- Material for this exercise:

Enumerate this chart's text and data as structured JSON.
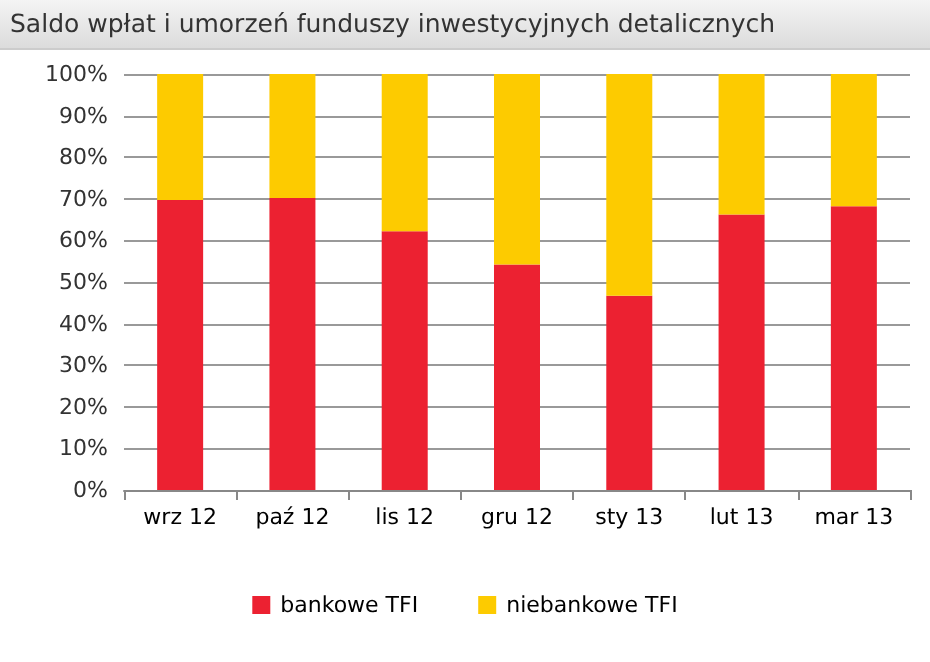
{
  "chart_data": {
    "type": "bar",
    "title": "Saldo wpłat i umorzeń funduszy inwestycyjnych detalicznych",
    "categories": [
      "wrz 12",
      "paź 12",
      "lis 12",
      "gru 12",
      "sty 13",
      "lut 13",
      "mar 13"
    ],
    "stacked": true,
    "series": [
      {
        "name": "bankowe TFI",
        "color": "#ec2131",
        "values": [
          69.7,
          70.2,
          62.2,
          54.2,
          46.7,
          66.2,
          68.2
        ]
      },
      {
        "name": "niebankowe TFI",
        "color": "#fdcb00",
        "values": [
          30.3,
          29.8,
          37.8,
          45.8,
          53.3,
          33.8,
          31.8
        ]
      }
    ],
    "ylim": [
      0,
      100
    ],
    "yticks": [
      {
        "value": 0,
        "label": "0%"
      },
      {
        "value": 10,
        "label": "10%"
      },
      {
        "value": 20,
        "label": "20%"
      },
      {
        "value": 30,
        "label": "30%"
      },
      {
        "value": 40,
        "label": "40%"
      },
      {
        "value": 50,
        "label": "50%"
      },
      {
        "value": 60,
        "label": "60%"
      },
      {
        "value": 70,
        "label": "70%"
      },
      {
        "value": 80,
        "label": "80%"
      },
      {
        "value": 90,
        "label": "90%"
      },
      {
        "value": 100,
        "label": "100%"
      }
    ],
    "grid": "y",
    "legend": "bottom"
  }
}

- Problem:
Scan the material above. Return every line containing the string "label".

- Result of the exercise:
        "label": "0%"
        "label": "10%"
        "label": "20%"
        "label": "30%"
        "label": "40%"
        "label": "50%"
        "label": "60%"
        "label": "70%"
        "label": "80%"
        "label": "90%"
        "label": "100%"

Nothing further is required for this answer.